Large-scale dependent multiple testing via hidden semi-Markov models

Abstract

Large-scale multiple testing is common in the statistical analysis of high-dimensional data. Conventional multiple testing procedures usually implicitly assumed that the tests are independent. However, this assumption is rarely established in many practical applications, particularly in “high-throughput” data analysis. Incorporating dependence structure information among tests can improve statistical power and interpretability of discoveries. In this paper, we propose a new large-scale dependent multiple testing procedure based on the hidden semi-Markov model (HSMM), which characterizes local correlations among tests using a semi-Markov process instead of a first-order Markov chain. Our novel approach allows for the number of consecutive null hypotheses to follow any reasonable distribution, enabling a more accurate description of complex local correlations. We show that the proposed procedure minimizes the marginal false non-discovery rate (mFNR) at the same marginal false discovery rate (mFDR) level. To reduce the computational complexity of the HSMM, we make use of the hidden Markov model (HMM) with an expanded state space to approximate it. We provide a forward-backward algorithm and an expectation-maximization (EM) algorithm for implementing the proposed procedure. Finally, we demonstrate the superior performance of the SMLIS procedure through extensive simulations and a real data analysis.

• _Exercise tasks_:
(1) List every abbreviation that the multiple-testing abstract gives in parentheses, along with the term each one stands for.
(2) Translate this sentence from the multiple-testing abstract into French: "Incorporating dependence structure information among tests can improve statistical power and interpretability of discoveries."
The lines after this point come from a separate source.

• _Excerpted data_:
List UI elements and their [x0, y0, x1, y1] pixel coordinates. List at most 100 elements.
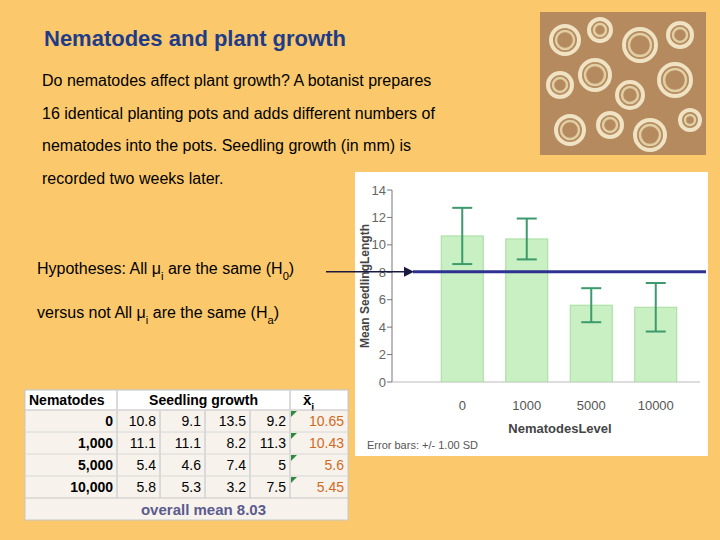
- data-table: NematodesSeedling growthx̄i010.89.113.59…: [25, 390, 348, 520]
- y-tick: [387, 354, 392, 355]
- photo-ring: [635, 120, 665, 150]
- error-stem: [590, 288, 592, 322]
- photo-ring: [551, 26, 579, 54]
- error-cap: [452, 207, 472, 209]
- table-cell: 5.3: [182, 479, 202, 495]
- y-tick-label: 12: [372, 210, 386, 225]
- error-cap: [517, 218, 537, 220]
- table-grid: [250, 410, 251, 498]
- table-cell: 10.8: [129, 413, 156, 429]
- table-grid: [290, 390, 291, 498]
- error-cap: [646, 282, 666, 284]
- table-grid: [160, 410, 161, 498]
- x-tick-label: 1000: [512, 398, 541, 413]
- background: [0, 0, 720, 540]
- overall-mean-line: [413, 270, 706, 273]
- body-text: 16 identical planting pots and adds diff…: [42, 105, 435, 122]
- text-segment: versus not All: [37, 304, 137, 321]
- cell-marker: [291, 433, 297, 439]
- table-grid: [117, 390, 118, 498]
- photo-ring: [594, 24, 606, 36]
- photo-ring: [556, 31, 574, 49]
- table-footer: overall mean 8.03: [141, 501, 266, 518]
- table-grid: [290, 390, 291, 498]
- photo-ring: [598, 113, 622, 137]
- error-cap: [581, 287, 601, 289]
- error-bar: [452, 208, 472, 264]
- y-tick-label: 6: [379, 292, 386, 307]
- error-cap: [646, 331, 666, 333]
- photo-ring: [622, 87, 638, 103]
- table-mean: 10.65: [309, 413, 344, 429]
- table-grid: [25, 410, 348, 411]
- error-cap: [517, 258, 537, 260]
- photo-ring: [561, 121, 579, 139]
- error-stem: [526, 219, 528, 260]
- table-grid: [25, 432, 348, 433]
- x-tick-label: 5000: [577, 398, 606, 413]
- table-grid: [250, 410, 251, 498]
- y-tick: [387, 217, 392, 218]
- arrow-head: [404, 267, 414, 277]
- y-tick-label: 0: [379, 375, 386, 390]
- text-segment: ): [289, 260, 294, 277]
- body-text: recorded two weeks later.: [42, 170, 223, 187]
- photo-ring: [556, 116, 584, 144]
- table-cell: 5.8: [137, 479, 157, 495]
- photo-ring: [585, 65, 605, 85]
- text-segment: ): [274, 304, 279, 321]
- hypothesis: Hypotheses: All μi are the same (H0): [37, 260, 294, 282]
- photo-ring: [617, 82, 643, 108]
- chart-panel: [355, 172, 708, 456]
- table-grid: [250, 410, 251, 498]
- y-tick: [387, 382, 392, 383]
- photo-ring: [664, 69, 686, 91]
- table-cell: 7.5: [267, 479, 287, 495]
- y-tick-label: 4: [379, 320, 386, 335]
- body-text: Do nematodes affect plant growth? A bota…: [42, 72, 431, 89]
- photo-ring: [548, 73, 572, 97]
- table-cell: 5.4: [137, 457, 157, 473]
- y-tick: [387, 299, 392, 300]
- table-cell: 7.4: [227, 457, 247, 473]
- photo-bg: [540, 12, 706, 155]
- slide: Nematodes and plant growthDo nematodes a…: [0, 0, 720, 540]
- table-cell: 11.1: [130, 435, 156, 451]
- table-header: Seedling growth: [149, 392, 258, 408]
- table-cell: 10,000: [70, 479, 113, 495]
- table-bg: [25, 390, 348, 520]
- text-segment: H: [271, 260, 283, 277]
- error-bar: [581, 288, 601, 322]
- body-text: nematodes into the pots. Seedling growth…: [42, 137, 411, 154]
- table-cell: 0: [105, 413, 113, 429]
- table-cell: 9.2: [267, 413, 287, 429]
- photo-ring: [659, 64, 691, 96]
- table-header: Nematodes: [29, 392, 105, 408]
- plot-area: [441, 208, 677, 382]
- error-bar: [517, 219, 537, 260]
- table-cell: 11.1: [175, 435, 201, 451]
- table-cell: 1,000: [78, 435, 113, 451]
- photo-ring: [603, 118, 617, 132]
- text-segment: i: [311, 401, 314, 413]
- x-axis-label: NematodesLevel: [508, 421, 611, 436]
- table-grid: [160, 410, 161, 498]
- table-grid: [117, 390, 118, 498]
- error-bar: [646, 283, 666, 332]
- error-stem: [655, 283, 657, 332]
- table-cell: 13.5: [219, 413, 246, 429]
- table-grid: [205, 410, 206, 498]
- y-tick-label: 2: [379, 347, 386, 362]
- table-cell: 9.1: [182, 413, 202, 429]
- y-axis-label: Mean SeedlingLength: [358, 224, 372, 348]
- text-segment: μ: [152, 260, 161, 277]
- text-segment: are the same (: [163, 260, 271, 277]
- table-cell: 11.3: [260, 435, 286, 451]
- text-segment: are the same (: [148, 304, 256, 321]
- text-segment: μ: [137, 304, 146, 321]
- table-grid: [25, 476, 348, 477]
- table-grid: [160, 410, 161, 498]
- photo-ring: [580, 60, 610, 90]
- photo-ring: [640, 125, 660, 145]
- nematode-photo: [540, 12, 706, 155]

...

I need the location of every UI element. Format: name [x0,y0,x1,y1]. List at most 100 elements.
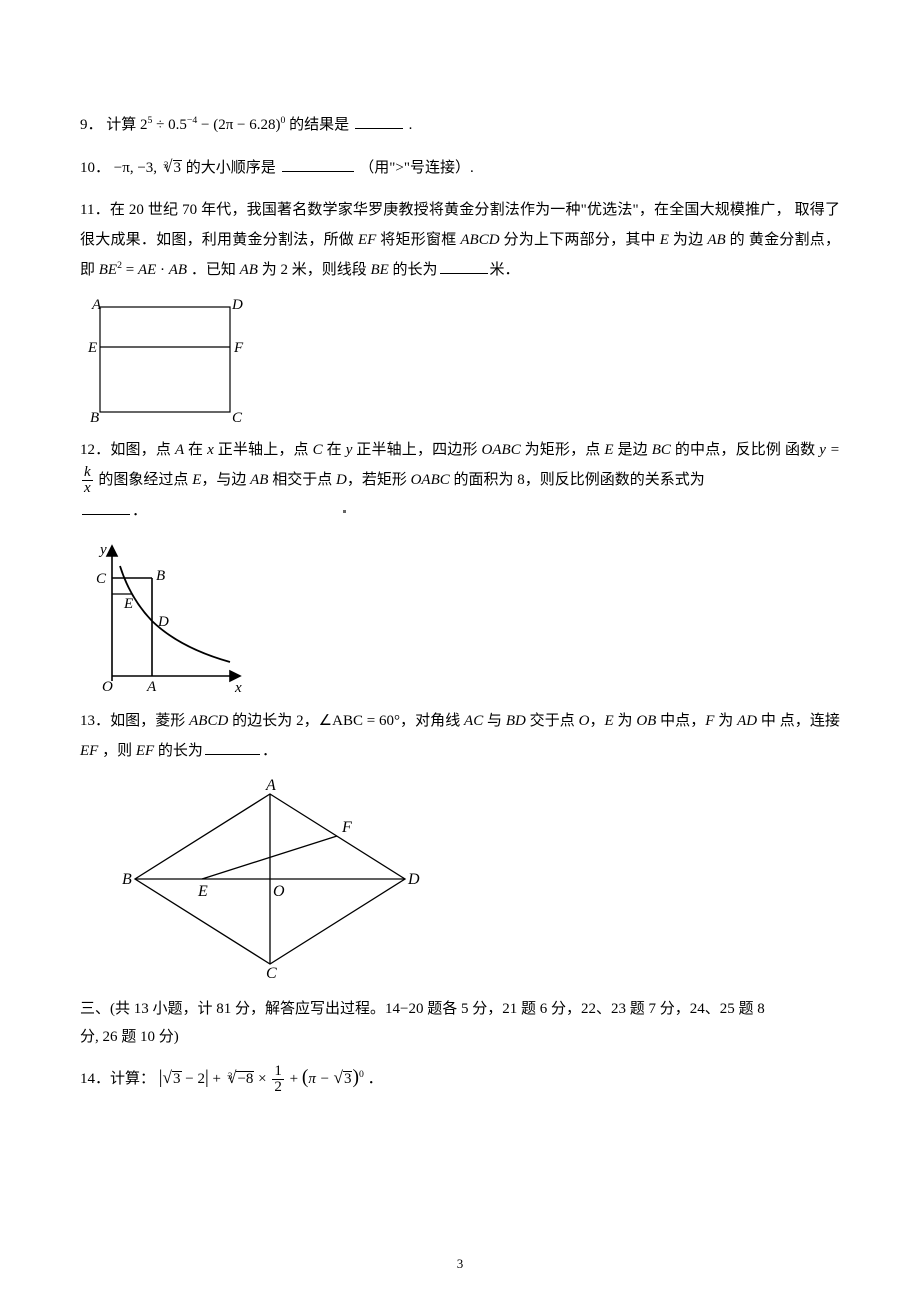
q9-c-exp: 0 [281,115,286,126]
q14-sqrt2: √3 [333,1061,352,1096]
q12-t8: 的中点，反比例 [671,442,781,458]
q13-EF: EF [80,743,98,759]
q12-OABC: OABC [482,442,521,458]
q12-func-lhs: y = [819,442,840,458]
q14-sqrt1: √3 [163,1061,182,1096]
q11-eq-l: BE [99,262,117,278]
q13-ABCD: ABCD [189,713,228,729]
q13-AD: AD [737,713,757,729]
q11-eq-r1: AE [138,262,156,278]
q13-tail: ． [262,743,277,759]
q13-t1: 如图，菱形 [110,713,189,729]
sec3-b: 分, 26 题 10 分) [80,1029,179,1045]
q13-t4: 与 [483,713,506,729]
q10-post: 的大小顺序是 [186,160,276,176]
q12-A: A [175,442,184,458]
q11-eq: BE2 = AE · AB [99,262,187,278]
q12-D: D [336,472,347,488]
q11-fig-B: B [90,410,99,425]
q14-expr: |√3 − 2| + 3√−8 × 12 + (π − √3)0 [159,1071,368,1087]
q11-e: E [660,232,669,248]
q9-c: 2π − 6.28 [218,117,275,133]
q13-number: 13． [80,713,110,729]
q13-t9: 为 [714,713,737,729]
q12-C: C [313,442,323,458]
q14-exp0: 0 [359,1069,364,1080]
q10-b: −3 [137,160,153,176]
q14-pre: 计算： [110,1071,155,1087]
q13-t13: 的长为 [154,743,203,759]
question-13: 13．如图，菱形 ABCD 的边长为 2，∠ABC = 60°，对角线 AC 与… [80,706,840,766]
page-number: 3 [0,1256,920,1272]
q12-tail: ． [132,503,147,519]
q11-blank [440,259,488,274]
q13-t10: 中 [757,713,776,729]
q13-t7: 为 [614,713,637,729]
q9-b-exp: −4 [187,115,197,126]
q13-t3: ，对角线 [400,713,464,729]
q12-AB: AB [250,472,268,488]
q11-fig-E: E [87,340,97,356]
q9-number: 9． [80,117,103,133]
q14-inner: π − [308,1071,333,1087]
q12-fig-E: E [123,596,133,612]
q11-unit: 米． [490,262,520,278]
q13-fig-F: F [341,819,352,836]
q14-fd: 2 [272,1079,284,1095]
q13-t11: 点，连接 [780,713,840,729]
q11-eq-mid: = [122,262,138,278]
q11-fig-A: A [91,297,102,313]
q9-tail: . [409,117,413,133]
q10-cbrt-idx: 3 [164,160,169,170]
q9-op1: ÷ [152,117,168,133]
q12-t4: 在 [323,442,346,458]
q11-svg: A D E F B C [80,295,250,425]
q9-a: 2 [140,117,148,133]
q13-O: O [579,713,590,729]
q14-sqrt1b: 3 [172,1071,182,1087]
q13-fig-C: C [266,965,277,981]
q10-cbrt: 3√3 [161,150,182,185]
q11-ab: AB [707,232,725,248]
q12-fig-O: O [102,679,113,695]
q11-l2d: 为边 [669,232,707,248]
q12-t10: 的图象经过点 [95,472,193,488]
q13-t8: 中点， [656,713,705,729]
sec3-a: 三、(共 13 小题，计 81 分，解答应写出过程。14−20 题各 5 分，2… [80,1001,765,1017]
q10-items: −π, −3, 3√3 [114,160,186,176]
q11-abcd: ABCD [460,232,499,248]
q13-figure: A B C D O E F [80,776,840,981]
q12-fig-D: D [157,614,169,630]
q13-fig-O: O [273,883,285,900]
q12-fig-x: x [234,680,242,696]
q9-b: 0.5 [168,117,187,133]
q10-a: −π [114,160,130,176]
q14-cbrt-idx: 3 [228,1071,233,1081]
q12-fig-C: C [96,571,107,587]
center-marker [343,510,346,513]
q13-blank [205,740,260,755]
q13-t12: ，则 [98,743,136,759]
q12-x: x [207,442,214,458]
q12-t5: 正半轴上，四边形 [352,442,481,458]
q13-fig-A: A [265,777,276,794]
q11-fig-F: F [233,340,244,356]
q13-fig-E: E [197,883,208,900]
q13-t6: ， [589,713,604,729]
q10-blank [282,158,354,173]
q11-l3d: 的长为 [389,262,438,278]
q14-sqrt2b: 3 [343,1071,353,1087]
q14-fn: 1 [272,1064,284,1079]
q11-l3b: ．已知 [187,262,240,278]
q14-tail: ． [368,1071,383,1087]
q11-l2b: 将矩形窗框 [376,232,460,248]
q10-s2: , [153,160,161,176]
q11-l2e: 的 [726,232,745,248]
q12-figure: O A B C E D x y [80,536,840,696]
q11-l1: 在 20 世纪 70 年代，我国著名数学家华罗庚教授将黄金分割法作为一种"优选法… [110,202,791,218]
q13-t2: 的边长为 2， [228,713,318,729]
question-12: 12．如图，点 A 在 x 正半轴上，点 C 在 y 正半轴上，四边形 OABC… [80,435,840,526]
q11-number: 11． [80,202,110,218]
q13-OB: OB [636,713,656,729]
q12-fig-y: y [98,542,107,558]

• _Expected outputs_:
(1)
HSMM: hidden semi-Markov model
mFNR: marginal false non-discovery rate
mFDR: marginal false discovery rate
HMM: hidden Markov model
EM: expectation-maximization

(2) L'intégration d'informations sur la structure de dépendance entre les tests peut améliorer la puissance statistique et l'interprétabilité des découvertes.